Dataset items
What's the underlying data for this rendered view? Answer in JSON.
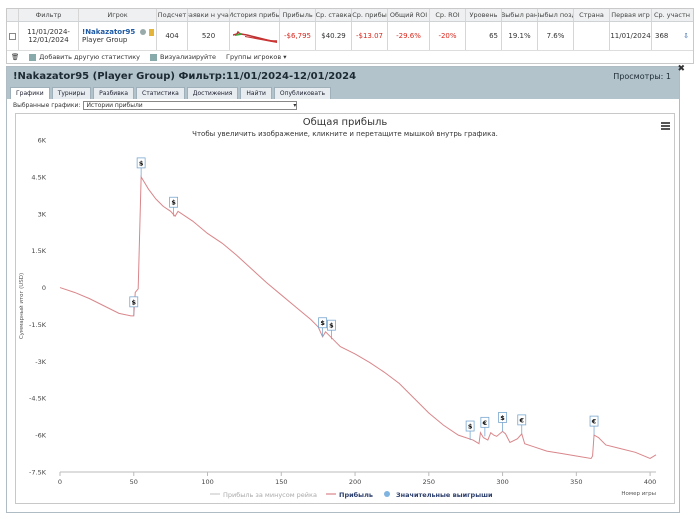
{
  "stats_table": {
    "headers": [
      "Фильтр",
      "Игрок",
      "Подсчет",
      "Заявки н учас",
      "История прибы",
      "Прибыль",
      "Ср. ставка",
      "Ср. прибы",
      "Общий ROI",
      "Ср. ROI",
      "Уровень",
      "Выбыл ран",
      "Выбыл позд",
      "Страна",
      "Первая игр",
      "Ср. участн"
    ],
    "row": {
      "filter_line1": "11/01/2024-",
      "filter_line2": "12/01/2024",
      "player_name": "!Nakazator95",
      "player_group": "Player Group",
      "count": "404",
      "entries": "520",
      "profit": "-$6,795",
      "avg_stake": "$40.29",
      "avg_profit": "-$13.07",
      "total_roi": "-29.6%",
      "avg_roi": "-20%",
      "level": "65",
      "early_out": "19.1%",
      "late_out": "7.6%",
      "country": "",
      "first_game": "11/01/2024",
      "avg_field": "368"
    }
  },
  "toolbar": {
    "add_stat": "Добавить другую статистику",
    "visualize": "Визуализируйте",
    "groups": "Группы игроков"
  },
  "panel": {
    "title": "!Nakazator95 (Player Group) Фильтр:11/01/2024-12/01/2024",
    "views": "Просмотры: 1",
    "tabs": [
      "Графики",
      "Турниры",
      "Разбивка",
      "Статистика",
      "Достижения",
      "Найти",
      "Опубликовать"
    ],
    "select_label": "Выбранные графики:",
    "select_value": "Истории прибыли"
  },
  "chart_data": {
    "type": "line",
    "title": "Общая прибыль",
    "subtitle": "Чтобы увеличить изображение, кликните и перетащите мышкой внутрь графика.",
    "xlabel": "Номер игры",
    "ylabel": "Суммарный итог (USD)",
    "xlim": [
      0,
      404
    ],
    "ylim": [
      -7500,
      6000
    ],
    "x_ticks": [
      0,
      50,
      100,
      150,
      200,
      250,
      300,
      350,
      400
    ],
    "y_ticks": [
      6000,
      4500,
      3000,
      1500,
      0,
      -1500,
      -3000,
      -4500,
      -6000,
      -7500
    ],
    "y_tick_labels": [
      "6K",
      "4.5K",
      "3K",
      "1.5K",
      "0",
      "-1.5K",
      "-3K",
      "-4.5K",
      "-6K",
      "-7.5K"
    ],
    "series": [
      {
        "name": "Прибыль",
        "color": "#d9868a",
        "x": [
          0,
          10,
          20,
          30,
          40,
          48,
          50,
          51,
          53,
          55,
          56,
          60,
          65,
          70,
          75,
          78,
          80,
          90,
          100,
          110,
          120,
          130,
          140,
          150,
          160,
          170,
          175,
          178,
          180,
          185,
          190,
          200,
          210,
          220,
          230,
          240,
          250,
          260,
          270,
          280,
          284,
          285,
          287,
          290,
          292,
          294,
          296,
          300,
          302,
          305,
          310,
          313,
          315,
          320,
          330,
          340,
          350,
          360,
          361,
          362,
          365,
          370,
          380,
          390,
          400,
          404
        ],
        "y": [
          0,
          -200,
          -450,
          -750,
          -1050,
          -1150,
          -1150,
          -200,
          -50,
          4500,
          4400,
          4000,
          3600,
          3300,
          3100,
          2900,
          3100,
          2700,
          2200,
          1800,
          1300,
          750,
          200,
          -300,
          -800,
          -1300,
          -1600,
          -2000,
          -1800,
          -2100,
          -2400,
          -2700,
          -3050,
          -3450,
          -3900,
          -4500,
          -5100,
          -5600,
          -6000,
          -6200,
          -6350,
          -5900,
          -6100,
          -6200,
          -5900,
          -6000,
          -6050,
          -5850,
          -5950,
          -6300,
          -6150,
          -5950,
          -6350,
          -6450,
          -6650,
          -6750,
          -6850,
          -6950,
          -6850,
          -6000,
          -6100,
          -6400,
          -6550,
          -6700,
          -6950,
          -6800
        ]
      }
    ],
    "legend": [
      "Прибыль за минусом рейка",
      "Прибыль",
      "Значительные выигрыши"
    ],
    "legend_placement": "bottom-center",
    "big_win_markers": [
      {
        "x": 50,
        "y": -1150,
        "label": "$"
      },
      {
        "x": 55,
        "y": 4500,
        "label": "$"
      },
      {
        "x": 77,
        "y": 2900,
        "label": "$"
      },
      {
        "x": 178,
        "y": -2000,
        "label": "$"
      },
      {
        "x": 184,
        "y": -2100,
        "label": "$"
      },
      {
        "x": 278,
        "y": -6200,
        "label": "$"
      },
      {
        "x": 288,
        "y": -6050,
        "label": "€"
      },
      {
        "x": 300,
        "y": -5850,
        "label": "$"
      },
      {
        "x": 313,
        "y": -5950,
        "label": "€"
      },
      {
        "x": 362,
        "y": -6000,
        "label": "€"
      }
    ],
    "grid": "x-vertical-none"
  }
}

**SHORT EXERCISE**
Repeat the entries exactly and keep the pictures out of the copy.

**TASK RESULT**
What's the underlying data for this rendered view? Answer in JSON.
{
  "stats_table": {
    "headers": [
      "Фильтр",
      "Игрок",
      "Подсчет",
      "Заявки н учас",
      "История прибы",
      "Прибыль",
      "Ср. ставка",
      "Ср. прибы",
      "Общий ROI",
      "Ср. ROI",
      "Уровень",
      "Выбыл ран",
      "Выбыл позд",
      "Страна",
      "Первая игр",
      "Ср. участн"
    ],
    "row": {
      "filter_line1": "11/01/2024-",
      "filter_line2": "12/01/2024",
      "player_name": "!Nakazator95",
      "player_group": "Player Group",
      "count": "404",
      "entries": "520",
      "profit": "-$6,795",
      "avg_stake": "$40.29",
      "avg_profit": "-$13.07",
      "total_roi": "-29.6%",
      "avg_roi": "-20%",
      "level": "65",
      "early_out": "19.1%",
      "late_out": "7.6%",
      "country": "",
      "first_game": "11/01/2024",
      "avg_field": "368"
    }
  },
  "toolbar": {
    "add_stat": "Добавить другую статистику",
    "visualize": "Визуализируйте",
    "groups": "Группы игроков"
  },
  "panel": {
    "title": "!Nakazator95 (Player Group) Фильтр:11/01/2024-12/01/2024",
    "views": "Просмотры: 1",
    "tabs": [
      "Графики",
      "Турниры",
      "Разбивка",
      "Статистика",
      "Достижения",
      "Найти",
      "Опубликовать"
    ],
    "select_label": "Выбранные графики:",
    "select_value": "Истории прибыли"
  },
  "chart_data": {
    "type": "line",
    "title": "Общая прибыль",
    "subtitle": "Чтобы увеличить изображение, кликните и перетащите мышкой внутрь графика.",
    "xlabel": "Номер игры",
    "ylabel": "Суммарный итог (USD)",
    "xlim": [
      0,
      404
    ],
    "ylim": [
      -7500,
      6000
    ],
    "x_ticks": [
      0,
      50,
      100,
      150,
      200,
      250,
      300,
      350,
      400
    ],
    "y_ticks": [
      6000,
      4500,
      3000,
      1500,
      0,
      -1500,
      -3000,
      -4500,
      -6000,
      -7500
    ],
    "y_tick_labels": [
      "6K",
      "4.5K",
      "3K",
      "1.5K",
      "0",
      "-1.5K",
      "-3K",
      "-4.5K",
      "-6K",
      "-7.5K"
    ],
    "series": [
      {
        "name": "Прибыль",
        "color": "#d9868a",
        "x": [
          0,
          10,
          20,
          30,
          40,
          48,
          50,
          51,
          53,
          55,
          56,
          60,
          65,
          70,
          75,
          78,
          80,
          90,
          100,
          110,
          120,
          130,
          140,
          150,
          160,
          170,
          175,
          178,
          180,
          185,
          190,
          200,
          210,
          220,
          230,
          240,
          250,
          260,
          270,
          280,
          284,
          285,
          287,
          290,
          292,
          294,
          296,
          300,
          302,
          305,
          310,
          313,
          315,
          320,
          330,
          340,
          350,
          360,
          361,
          362,
          365,
          370,
          380,
          390,
          400,
          404
        ],
        "y": [
          0,
          -200,
          -450,
          -750,
          -1050,
          -1150,
          -1150,
          -200,
          -50,
          4500,
          4400,
          4000,
          3600,
          3300,
          3100,
          2900,
          3100,
          2700,
          2200,
          1800,
          1300,
          750,
          200,
          -300,
          -800,
          -1300,
          -1600,
          -2000,
          -1800,
          -2100,
          -2400,
          -2700,
          -3050,
          -3450,
          -3900,
          -4500,
          -5100,
          -5600,
          -6000,
          -6200,
          -6350,
          -5900,
          -6100,
          -6200,
          -5900,
          -6000,
          -6050,
          -5850,
          -5950,
          -6300,
          -6150,
          -5950,
          -6350,
          -6450,
          -6650,
          -6750,
          -6850,
          -6950,
          -6850,
          -6000,
          -6100,
          -6400,
          -6550,
          -6700,
          -6950,
          -6800
        ]
      }
    ],
    "legend": [
      "Прибыль за минусом рейка",
      "Прибыль",
      "Значительные выигрыши"
    ],
    "legend_placement": "bottom-center",
    "big_win_markers": [
      {
        "x": 50,
        "y": -1150,
        "label": "$"
      },
      {
        "x": 55,
        "y": 4500,
        "label": "$"
      },
      {
        "x": 77,
        "y": 2900,
        "label": "$"
      },
      {
        "x": 178,
        "y": -2000,
        "label": "$"
      },
      {
        "x": 184,
        "y": -2100,
        "label": "$"
      },
      {
        "x": 278,
        "y": -6200,
        "label": "$"
      },
      {
        "x": 288,
        "y": -6050,
        "label": "€"
      },
      {
        "x": 300,
        "y": -5850,
        "label": "$"
      },
      {
        "x": 313,
        "y": -5950,
        "label": "€"
      },
      {
        "x": 362,
        "y": -6000,
        "label": "€"
      }
    ],
    "grid": "x-vertical-none"
  }
}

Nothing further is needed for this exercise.